# start of RECORDS FOR THIS EXERCISE

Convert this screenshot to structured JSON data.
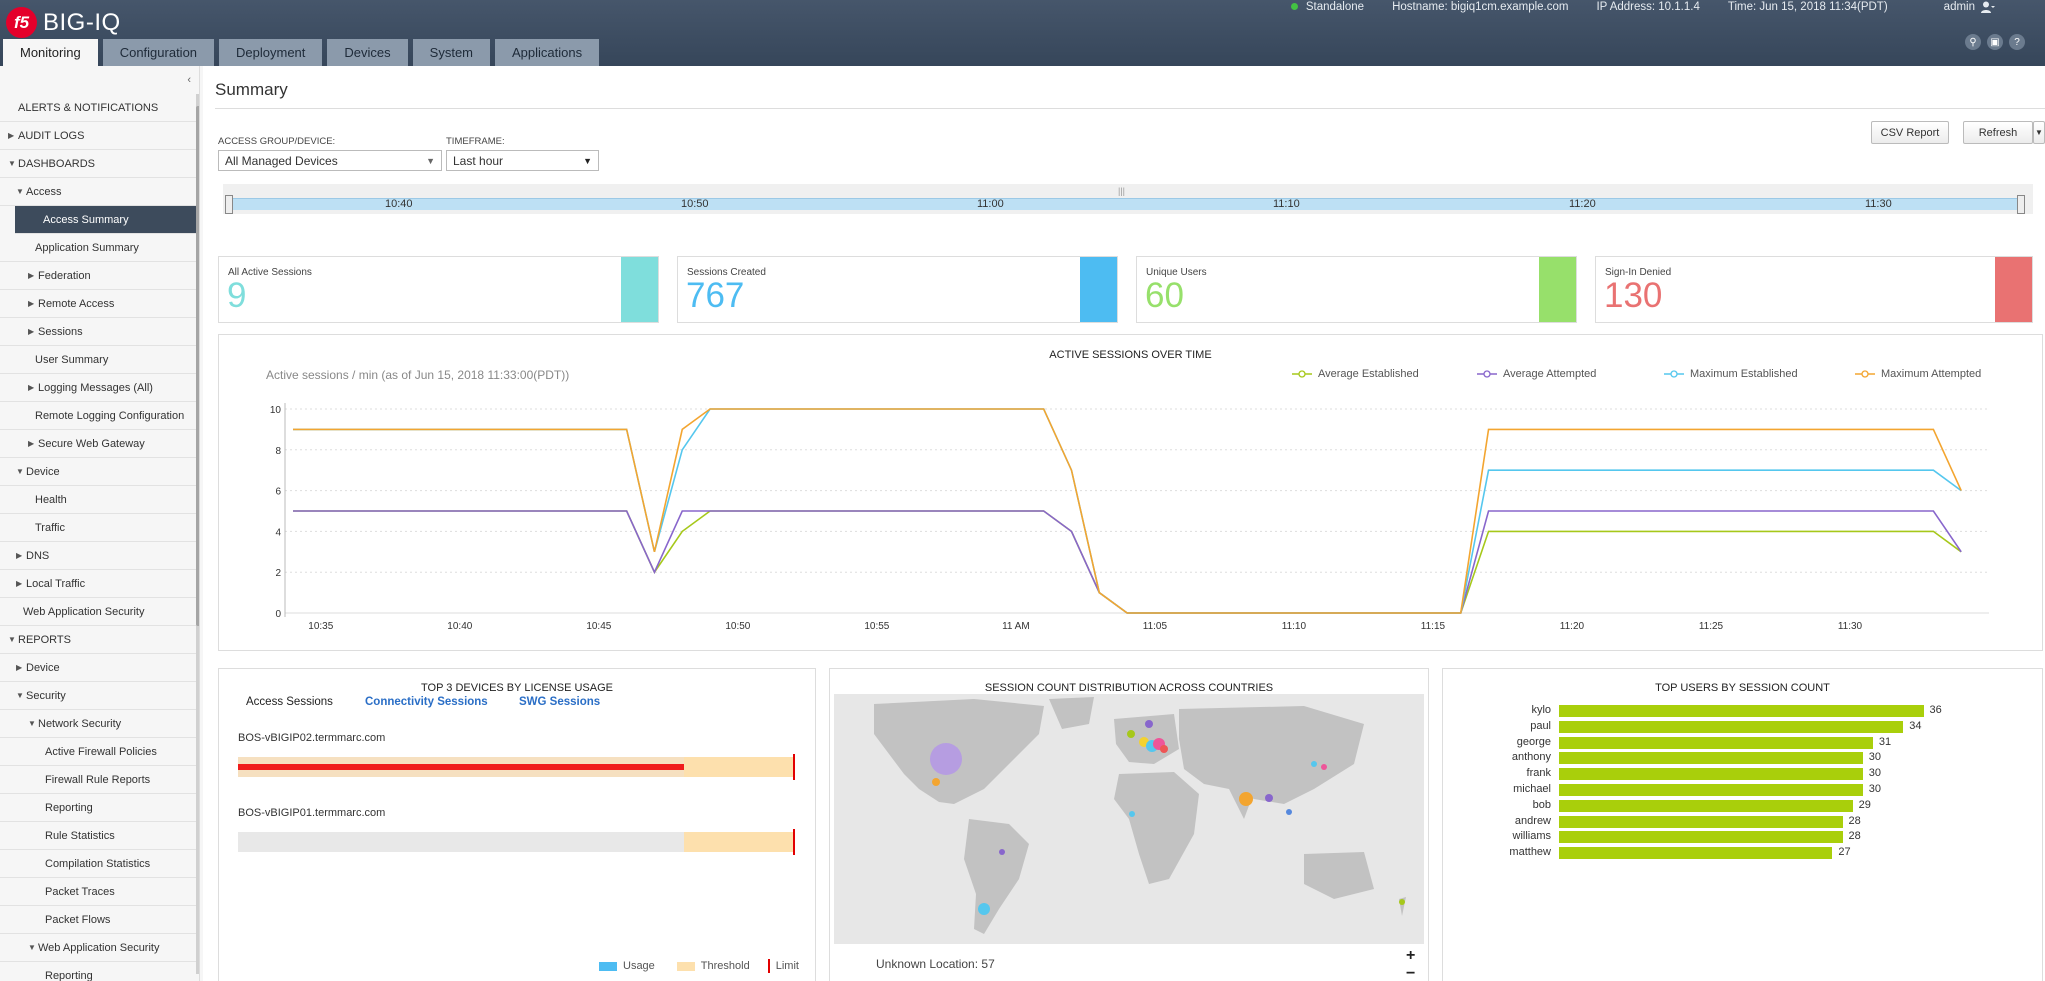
{
  "header": {
    "brand": "BIG-IQ",
    "logo_text": "f5",
    "status": "Standalone",
    "hostname": "Hostname: bigiq1cm.example.com",
    "ip": "IP Address: 10.1.1.4",
    "time": "Time: Jun 15, 2018 11:34(PDT)",
    "user": "admin",
    "tabs": [
      "Monitoring",
      "Configuration",
      "Deployment",
      "Devices",
      "System",
      "Applications"
    ]
  },
  "sidebar": {
    "items": [
      {
        "label": "ALERTS & NOTIFICATIONS",
        "level": 0,
        "tri": ""
      },
      {
        "label": "AUDIT LOGS",
        "level": 0,
        "tri": "▶"
      },
      {
        "label": "DASHBOARDS",
        "level": 0,
        "tri": "▼"
      },
      {
        "label": "Access",
        "level": 1,
        "tri": "▼"
      },
      {
        "label": "Access Summary",
        "level": 2,
        "tri": "",
        "active": true
      },
      {
        "label": "Application Summary",
        "level": 2,
        "tri": ""
      },
      {
        "label": "Federation",
        "level": 2,
        "tri": "▶"
      },
      {
        "label": "Remote Access",
        "level": 2,
        "tri": "▶"
      },
      {
        "label": "Sessions",
        "level": 2,
        "tri": "▶"
      },
      {
        "label": "User Summary",
        "level": 2,
        "tri": ""
      },
      {
        "label": "Logging Messages (All)",
        "level": 2,
        "tri": "▶"
      },
      {
        "label": "Remote Logging Configuration",
        "level": 2,
        "tri": ""
      },
      {
        "label": "Secure Web Gateway",
        "level": 2,
        "tri": "▶"
      },
      {
        "label": "Device",
        "level": 1,
        "tri": "▼"
      },
      {
        "label": "Health",
        "level": 2,
        "tri": ""
      },
      {
        "label": "Traffic",
        "level": 2,
        "tri": ""
      },
      {
        "label": "DNS",
        "level": 1,
        "tri": "▶"
      },
      {
        "label": "Local Traffic",
        "level": 1,
        "tri": "▶"
      },
      {
        "label": "Web Application Security",
        "level": 1,
        "tri": ""
      },
      {
        "label": "REPORTS",
        "level": 0,
        "tri": "▼"
      },
      {
        "label": "Device",
        "level": 1,
        "tri": "▶"
      },
      {
        "label": "Security",
        "level": 1,
        "tri": "▼"
      },
      {
        "label": "Network Security",
        "level": 2,
        "tri": "▼"
      },
      {
        "label": "Active Firewall Policies",
        "level": 3,
        "tri": ""
      },
      {
        "label": "Firewall Rule Reports",
        "level": 3,
        "tri": ""
      },
      {
        "label": "Reporting",
        "level": 3,
        "tri": ""
      },
      {
        "label": "Rule Statistics",
        "level": 3,
        "tri": ""
      },
      {
        "label": "Compilation Statistics",
        "level": 3,
        "tri": ""
      },
      {
        "label": "Packet Traces",
        "level": 3,
        "tri": ""
      },
      {
        "label": "Packet Flows",
        "level": 3,
        "tri": ""
      },
      {
        "label": "Web Application Security",
        "level": 2,
        "tri": "▼"
      },
      {
        "label": "Reporting",
        "level": 3,
        "tri": ""
      }
    ]
  },
  "main": {
    "title": "Summary",
    "access_label": "ACCESS GROUP/DEVICE:",
    "access_value": "All Managed Devices",
    "timeframe_label": "TIMEFRAME:",
    "timeframe_value": "Last hour",
    "csv_button": "CSV Report",
    "refresh_button": "Refresh",
    "timeline_ticks": [
      "10:40",
      "10:50",
      "11:00",
      "11:10",
      "11:20",
      "11:30"
    ]
  },
  "kpis": [
    {
      "label": "All Active Sessions",
      "value": "9",
      "color": "#7fdedc"
    },
    {
      "label": "Sessions Created",
      "value": "767",
      "color": "#4dbcf2"
    },
    {
      "label": "Unique Users",
      "value": "60",
      "color": "#97e06b"
    },
    {
      "label": "Sign-In Denied",
      "value": "130",
      "color": "#e97272"
    }
  ],
  "sessions_chart": {
    "title": "ACTIVE SESSIONS OVER TIME",
    "subtitle": "Active sessions / min (as of Jun 15, 2018 11:33:00(PDT))",
    "legend": [
      {
        "name": "Average Established",
        "color": "#a6c81a"
      },
      {
        "name": "Average Attempted",
        "color": "#8866cc"
      },
      {
        "name": "Maximum Established",
        "color": "#55c7ee"
      },
      {
        "name": "Maximum Attempted",
        "color": "#f3a530"
      }
    ]
  },
  "chart_data": [
    {
      "type": "line",
      "title": "ACTIVE SESSIONS OVER TIME",
      "ylabel": "",
      "ylim": [
        0,
        10
      ],
      "yticks": [
        "0",
        "2",
        "4",
        "6",
        "8",
        "10"
      ],
      "xticks": [
        "10:35",
        "10:40",
        "10:45",
        "10:50",
        "10:55",
        "11 AM",
        "11:05",
        "11:10",
        "11:15",
        "11:20",
        "11:25",
        "11:30"
      ],
      "xlim": [
        34,
        95
      ],
      "series": [
        {
          "name": "Average Established",
          "color": "#a6c81a",
          "x": [
            34,
            46,
            47,
            48,
            49,
            61,
            62,
            63,
            64,
            76,
            77,
            93,
            94
          ],
          "y": [
            5,
            5,
            2,
            4,
            5,
            5,
            4,
            1,
            0,
            0,
            4,
            4,
            3
          ]
        },
        {
          "name": "Average Attempted",
          "color": "#8866cc",
          "x": [
            34,
            46,
            47,
            48,
            61,
            62,
            63,
            64,
            76,
            77,
            93,
            94
          ],
          "y": [
            5,
            5,
            2,
            5,
            5,
            4,
            1,
            0,
            0,
            5,
            5,
            3
          ]
        },
        {
          "name": "Maximum Established",
          "color": "#55c7ee",
          "x": [
            34,
            46,
            47,
            48,
            49,
            61,
            62,
            63,
            64,
            76,
            77,
            93,
            94
          ],
          "y": [
            9,
            9,
            3,
            8,
            10,
            10,
            7,
            1,
            0,
            0,
            7,
            7,
            6
          ]
        },
        {
          "name": "Maximum Attempted",
          "color": "#f3a530",
          "x": [
            34,
            46,
            47,
            48,
            49,
            61,
            62,
            63,
            64,
            76,
            77,
            93,
            94
          ],
          "y": [
            9,
            9,
            3,
            9,
            10,
            10,
            7,
            1,
            0,
            0,
            9,
            9,
            6
          ]
        }
      ]
    },
    {
      "type": "bar",
      "title": "TOP USERS BY SESSION COUNT",
      "categories": [
        "kylo",
        "paul",
        "george",
        "anthony",
        "frank",
        "michael",
        "bob",
        "andrew",
        "williams",
        "matthew"
      ],
      "values": [
        36,
        34,
        31,
        30,
        30,
        30,
        29,
        28,
        28,
        27
      ],
      "color": "#a9cf0b"
    }
  ],
  "license_panel": {
    "title": "TOP 3 DEVICES BY LICENSE USAGE",
    "tabs": [
      "Access Sessions",
      "Connectivity Sessions",
      "SWG Sessions"
    ],
    "devices": [
      {
        "name": "BOS-vBIGIP02.termmarc.com",
        "usage": 1.0
      },
      {
        "name": "BOS-vBIGIP01.termmarc.com",
        "usage": 0.0
      }
    ],
    "legend": [
      "Usage",
      "Threshold",
      "Limit"
    ]
  },
  "map_panel": {
    "title": "SESSION COUNT DISTRIBUTION ACROSS COUNTRIES",
    "unknown": "Unknown Location: 57",
    "zoom_in": "+",
    "zoom_out": "−"
  },
  "users_panel": {
    "title": "TOP USERS BY SESSION COUNT"
  }
}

# end of RECORDS FOR THIS EXERCISE

Without including any pictures, reproduce the listing exactly.

> FINAL ANSWER
Convert this screenshot to structured JSON data.
{
  "header": {
    "brand": "BIG-IQ",
    "logo_text": "f5",
    "status": "Standalone",
    "hostname": "Hostname: bigiq1cm.example.com",
    "ip": "IP Address: 10.1.1.4",
    "time": "Time: Jun 15, 2018 11:34(PDT)",
    "user": "admin",
    "tabs": [
      "Monitoring",
      "Configuration",
      "Deployment",
      "Devices",
      "System",
      "Applications"
    ]
  },
  "sidebar": {
    "items": [
      {
        "label": "ALERTS & NOTIFICATIONS",
        "level": 0,
        "tri": ""
      },
      {
        "label": "AUDIT LOGS",
        "level": 0,
        "tri": "▶"
      },
      {
        "label": "DASHBOARDS",
        "level": 0,
        "tri": "▼"
      },
      {
        "label": "Access",
        "level": 1,
        "tri": "▼"
      },
      {
        "label": "Access Summary",
        "level": 2,
        "tri": "",
        "active": true
      },
      {
        "label": "Application Summary",
        "level": 2,
        "tri": ""
      },
      {
        "label": "Federation",
        "level": 2,
        "tri": "▶"
      },
      {
        "label": "Remote Access",
        "level": 2,
        "tri": "▶"
      },
      {
        "label": "Sessions",
        "level": 2,
        "tri": "▶"
      },
      {
        "label": "User Summary",
        "level": 2,
        "tri": ""
      },
      {
        "label": "Logging Messages (All)",
        "level": 2,
        "tri": "▶"
      },
      {
        "label": "Remote Logging Configuration",
        "level": 2,
        "tri": ""
      },
      {
        "label": "Secure Web Gateway",
        "level": 2,
        "tri": "▶"
      },
      {
        "label": "Device",
        "level": 1,
        "tri": "▼"
      },
      {
        "label": "Health",
        "level": 2,
        "tri": ""
      },
      {
        "label": "Traffic",
        "level": 2,
        "tri": ""
      },
      {
        "label": "DNS",
        "level": 1,
        "tri": "▶"
      },
      {
        "label": "Local Traffic",
        "level": 1,
        "tri": "▶"
      },
      {
        "label": "Web Application Security",
        "level": 1,
        "tri": ""
      },
      {
        "label": "REPORTS",
        "level": 0,
        "tri": "▼"
      },
      {
        "label": "Device",
        "level": 1,
        "tri": "▶"
      },
      {
        "label": "Security",
        "level": 1,
        "tri": "▼"
      },
      {
        "label": "Network Security",
        "level": 2,
        "tri": "▼"
      },
      {
        "label": "Active Firewall Policies",
        "level": 3,
        "tri": ""
      },
      {
        "label": "Firewall Rule Reports",
        "level": 3,
        "tri": ""
      },
      {
        "label": "Reporting",
        "level": 3,
        "tri": ""
      },
      {
        "label": "Rule Statistics",
        "level": 3,
        "tri": ""
      },
      {
        "label": "Compilation Statistics",
        "level": 3,
        "tri": ""
      },
      {
        "label": "Packet Traces",
        "level": 3,
        "tri": ""
      },
      {
        "label": "Packet Flows",
        "level": 3,
        "tri": ""
      },
      {
        "label": "Web Application Security",
        "level": 2,
        "tri": "▼"
      },
      {
        "label": "Reporting",
        "level": 3,
        "tri": ""
      }
    ]
  },
  "main": {
    "title": "Summary",
    "access_label": "ACCESS GROUP/DEVICE:",
    "access_value": "All Managed Devices",
    "timeframe_label": "TIMEFRAME:",
    "timeframe_value": "Last hour",
    "csv_button": "CSV Report",
    "refresh_button": "Refresh",
    "timeline_ticks": [
      "10:40",
      "10:50",
      "11:00",
      "11:10",
      "11:20",
      "11:30"
    ]
  },
  "kpis": [
    {
      "label": "All Active Sessions",
      "value": "9",
      "color": "#7fdedc"
    },
    {
      "label": "Sessions Created",
      "value": "767",
      "color": "#4dbcf2"
    },
    {
      "label": "Unique Users",
      "value": "60",
      "color": "#97e06b"
    },
    {
      "label": "Sign-In Denied",
      "value": "130",
      "color": "#e97272"
    }
  ],
  "sessions_chart": {
    "title": "ACTIVE SESSIONS OVER TIME",
    "subtitle": "Active sessions / min (as of Jun 15, 2018 11:33:00(PDT))",
    "legend": [
      {
        "name": "Average Established",
        "color": "#a6c81a"
      },
      {
        "name": "Average Attempted",
        "color": "#8866cc"
      },
      {
        "name": "Maximum Established",
        "color": "#55c7ee"
      },
      {
        "name": "Maximum Attempted",
        "color": "#f3a530"
      }
    ]
  },
  "chart_data": [
    {
      "type": "line",
      "title": "ACTIVE SESSIONS OVER TIME",
      "ylabel": "",
      "ylim": [
        0,
        10
      ],
      "yticks": [
        "0",
        "2",
        "4",
        "6",
        "8",
        "10"
      ],
      "xticks": [
        "10:35",
        "10:40",
        "10:45",
        "10:50",
        "10:55",
        "11 AM",
        "11:05",
        "11:10",
        "11:15",
        "11:20",
        "11:25",
        "11:30"
      ],
      "xlim": [
        34,
        95
      ],
      "series": [
        {
          "name": "Average Established",
          "color": "#a6c81a",
          "x": [
            34,
            46,
            47,
            48,
            49,
            61,
            62,
            63,
            64,
            76,
            77,
            93,
            94
          ],
          "y": [
            5,
            5,
            2,
            4,
            5,
            5,
            4,
            1,
            0,
            0,
            4,
            4,
            3
          ]
        },
        {
          "name": "Average Attempted",
          "color": "#8866cc",
          "x": [
            34,
            46,
            47,
            48,
            61,
            62,
            63,
            64,
            76,
            77,
            93,
            94
          ],
          "y": [
            5,
            5,
            2,
            5,
            5,
            4,
            1,
            0,
            0,
            5,
            5,
            3
          ]
        },
        {
          "name": "Maximum Established",
          "color": "#55c7ee",
          "x": [
            34,
            46,
            47,
            48,
            49,
            61,
            62,
            63,
            64,
            76,
            77,
            93,
            94
          ],
          "y": [
            9,
            9,
            3,
            8,
            10,
            10,
            7,
            1,
            0,
            0,
            7,
            7,
            6
          ]
        },
        {
          "name": "Maximum Attempted",
          "color": "#f3a530",
          "x": [
            34,
            46,
            47,
            48,
            49,
            61,
            62,
            63,
            64,
            76,
            77,
            93,
            94
          ],
          "y": [
            9,
            9,
            3,
            9,
            10,
            10,
            7,
            1,
            0,
            0,
            9,
            9,
            6
          ]
        }
      ]
    },
    {
      "type": "bar",
      "title": "TOP USERS BY SESSION COUNT",
      "categories": [
        "kylo",
        "paul",
        "george",
        "anthony",
        "frank",
        "michael",
        "bob",
        "andrew",
        "williams",
        "matthew"
      ],
      "values": [
        36,
        34,
        31,
        30,
        30,
        30,
        29,
        28,
        28,
        27
      ],
      "color": "#a9cf0b"
    }
  ],
  "license_panel": {
    "title": "TOP 3 DEVICES BY LICENSE USAGE",
    "tabs": [
      "Access Sessions",
      "Connectivity Sessions",
      "SWG Sessions"
    ],
    "devices": [
      {
        "name": "BOS-vBIGIP02.termmarc.com",
        "usage": 1.0
      },
      {
        "name": "BOS-vBIGIP01.termmarc.com",
        "usage": 0.0
      }
    ],
    "legend": [
      "Usage",
      "Threshold",
      "Limit"
    ]
  },
  "map_panel": {
    "title": "SESSION COUNT DISTRIBUTION ACROSS COUNTRIES",
    "unknown": "Unknown Location: 57",
    "zoom_in": "+",
    "zoom_out": "−"
  },
  "users_panel": {
    "title": "TOP USERS BY SESSION COUNT"
  }
}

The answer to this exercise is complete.